**What you should do:**
It is required that all of the data be written out exactly.

━━ Extracted entries ━━

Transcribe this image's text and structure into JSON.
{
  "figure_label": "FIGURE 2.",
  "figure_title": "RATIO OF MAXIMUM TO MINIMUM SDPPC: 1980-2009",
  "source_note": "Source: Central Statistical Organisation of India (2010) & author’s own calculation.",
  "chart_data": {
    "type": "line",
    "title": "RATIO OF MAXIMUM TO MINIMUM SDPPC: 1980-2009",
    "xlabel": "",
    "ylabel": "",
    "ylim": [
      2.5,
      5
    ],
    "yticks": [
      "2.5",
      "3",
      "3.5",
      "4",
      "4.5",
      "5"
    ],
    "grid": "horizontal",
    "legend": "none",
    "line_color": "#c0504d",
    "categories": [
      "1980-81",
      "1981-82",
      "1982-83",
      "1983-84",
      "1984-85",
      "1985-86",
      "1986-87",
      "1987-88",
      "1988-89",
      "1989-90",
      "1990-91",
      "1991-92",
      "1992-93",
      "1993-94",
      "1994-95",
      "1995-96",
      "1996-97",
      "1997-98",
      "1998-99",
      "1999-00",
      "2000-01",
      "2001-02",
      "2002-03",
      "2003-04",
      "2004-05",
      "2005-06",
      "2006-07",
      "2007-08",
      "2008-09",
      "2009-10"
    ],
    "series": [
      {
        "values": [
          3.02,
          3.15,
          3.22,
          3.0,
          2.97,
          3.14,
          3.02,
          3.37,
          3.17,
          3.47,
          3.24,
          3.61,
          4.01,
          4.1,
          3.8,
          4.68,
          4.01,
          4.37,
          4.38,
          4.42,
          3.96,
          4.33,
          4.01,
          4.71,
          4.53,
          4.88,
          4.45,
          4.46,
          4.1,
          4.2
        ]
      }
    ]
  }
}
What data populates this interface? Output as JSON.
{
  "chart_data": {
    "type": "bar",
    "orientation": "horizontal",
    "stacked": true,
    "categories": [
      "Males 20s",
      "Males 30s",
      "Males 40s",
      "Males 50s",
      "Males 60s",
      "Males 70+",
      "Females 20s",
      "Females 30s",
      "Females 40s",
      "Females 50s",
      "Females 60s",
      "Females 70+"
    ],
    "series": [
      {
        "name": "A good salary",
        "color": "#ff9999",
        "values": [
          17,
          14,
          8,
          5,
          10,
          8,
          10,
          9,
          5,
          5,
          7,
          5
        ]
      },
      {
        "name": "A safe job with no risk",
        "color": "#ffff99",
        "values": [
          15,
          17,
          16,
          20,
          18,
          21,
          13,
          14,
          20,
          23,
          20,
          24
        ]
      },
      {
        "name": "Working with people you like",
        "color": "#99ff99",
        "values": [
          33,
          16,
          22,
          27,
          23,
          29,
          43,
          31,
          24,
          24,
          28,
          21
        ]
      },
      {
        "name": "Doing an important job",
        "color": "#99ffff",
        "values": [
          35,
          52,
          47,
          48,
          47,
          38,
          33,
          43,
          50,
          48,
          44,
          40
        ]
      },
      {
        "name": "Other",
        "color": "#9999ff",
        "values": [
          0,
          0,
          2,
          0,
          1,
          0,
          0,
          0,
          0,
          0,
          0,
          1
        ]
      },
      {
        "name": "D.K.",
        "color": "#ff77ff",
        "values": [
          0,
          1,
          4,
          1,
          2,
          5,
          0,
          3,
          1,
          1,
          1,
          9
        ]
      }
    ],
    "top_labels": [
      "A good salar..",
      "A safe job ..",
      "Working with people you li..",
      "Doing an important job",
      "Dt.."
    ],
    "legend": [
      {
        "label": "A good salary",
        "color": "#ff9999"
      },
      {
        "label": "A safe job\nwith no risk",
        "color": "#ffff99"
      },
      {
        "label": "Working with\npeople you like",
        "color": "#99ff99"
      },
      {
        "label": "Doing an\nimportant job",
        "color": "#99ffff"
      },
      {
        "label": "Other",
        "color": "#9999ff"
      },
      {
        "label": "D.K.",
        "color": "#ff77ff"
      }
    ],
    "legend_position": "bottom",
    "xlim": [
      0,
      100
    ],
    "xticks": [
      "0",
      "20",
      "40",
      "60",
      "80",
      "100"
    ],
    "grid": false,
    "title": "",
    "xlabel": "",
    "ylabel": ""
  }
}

━━━

**Response to this task:**
Transcribe this image's text and structure into JSON.
{
  "figure_label": "FIGURE 2.",
  "figure_title": "RATIO OF MAXIMUM TO MINIMUM SDPPC: 1980-2009",
  "source_note": "Source: Central Statistical Organisation of India (2010) & author’s own calculation.",
  "chart_data": {
    "type": "line",
    "title": "RATIO OF MAXIMUM TO MINIMUM SDPPC: 1980-2009",
    "xlabel": "",
    "ylabel": "",
    "ylim": [
      2.5,
      5
    ],
    "yticks": [
      "2.5",
      "3",
      "3.5",
      "4",
      "4.5",
      "5"
    ],
    "grid": "horizontal",
    "legend": "none",
    "line_color": "#c0504d",
    "categories": [
      "1980-81",
      "1981-82",
      "1982-83",
      "1983-84",
      "1984-85",
      "1985-86",
      "1986-87",
      "1987-88",
      "1988-89",
      "1989-90",
      "1990-91",
      "1991-92",
      "1992-93",
      "1993-94",
      "1994-95",
      "1995-96",
      "1996-97",
      "1997-98",
      "1998-99",
      "1999-00",
      "2000-01",
      "2001-02",
      "2002-03",
      "2003-04",
      "2004-05",
      "2005-06",
      "2006-07",
      "2007-08",
      "2008-09",
      "2009-10"
    ],
    "series": [
      {
        "values": [
          3.02,
          3.15,
          3.22,
          3.0,
          2.97,
          3.14,
          3.02,
          3.37,
          3.17,
          3.47,
          3.24,
          3.61,
          4.01,
          4.1,
          3.8,
          4.68,
          4.01,
          4.37,
          4.38,
          4.42,
          3.96,
          4.33,
          4.01,
          4.71,
          4.53,
          4.88,
          4.45,
          4.46,
          4.1,
          4.2
        ]
      }
    ]
  }
}
What data populates this interface? Output as JSON.
{
  "chart_data": {
    "type": "bar",
    "orientation": "horizontal",
    "stacked": true,
    "categories": [
      "Males 20s",
      "Males 30s",
      "Males 40s",
      "Males 50s",
      "Males 60s",
      "Males 70+",
      "Females 20s",
      "Females 30s",
      "Females 40s",
      "Females 50s",
      "Females 60s",
      "Females 70+"
    ],
    "series": [
      {
        "name": "A good salary",
        "color": "#ff9999",
        "values": [
          17,
          14,
          8,
          5,
          10,
          8,
          10,
          9,
          5,
          5,
          7,
          5
        ]
      },
      {
        "name": "A safe job with no risk",
        "color": "#ffff99",
        "values": [
          15,
          17,
          16,
          20,
          18,
          21,
          13,
          14,
          20,
          23,
          20,
          24
        ]
      },
      {
        "name": "Working with people you like",
        "color": "#99ff99",
        "values": [
          33,
          16,
          22,
          27,
          23,
          29,
          43,
          31,
          24,
          24,
          28,
          21
        ]
      },
      {
        "name": "Doing an important job",
        "color": "#99ffff",
        "values": [
          35,
          52,
          47,
          48,
          47,
          38,
          33,
          43,
          50,
          48,
          44,
          40
        ]
      },
      {
        "name": "Other",
        "color": "#9999ff",
        "values": [
          0,
          0,
          2,
          0,
          1,
          0,
          0,
          0,
          0,
          0,
          0,
          1
        ]
      },
      {
        "name": "D.K.",
        "color": "#ff77ff",
        "values": [
          0,
          1,
          4,
          1,
          2,
          5,
          0,
          3,
          1,
          1,
          1,
          9
        ]
      }
    ],
    "top_labels": [
      "A good salar..",
      "A safe job ..",
      "Working with people you li..",
      "Doing an important job",
      "Dt.."
    ],
    "legend": [
      {
        "label": "A good salary",
        "color": "#ff9999"
      },
      {
        "label": "A safe job\nwith no risk",
        "color": "#ffff99"
      },
      {
        "label": "Working with\npeople you like",
        "color": "#99ff99"
      },
      {
        "label": "Doing an\nimportant job",
        "color": "#99ffff"
      },
      {
        "label": "Other",
        "color": "#9999ff"
      },
      {
        "label": "D.K.",
        "color": "#ff77ff"
      }
    ],
    "legend_position": "bottom",
    "xlim": [
      0,
      100
    ],
    "xticks": [
      "0",
      "20",
      "40",
      "60",
      "80",
      "100"
    ],
    "grid": false,
    "title": "",
    "xlabel": "",
    "ylabel": ""
  }
}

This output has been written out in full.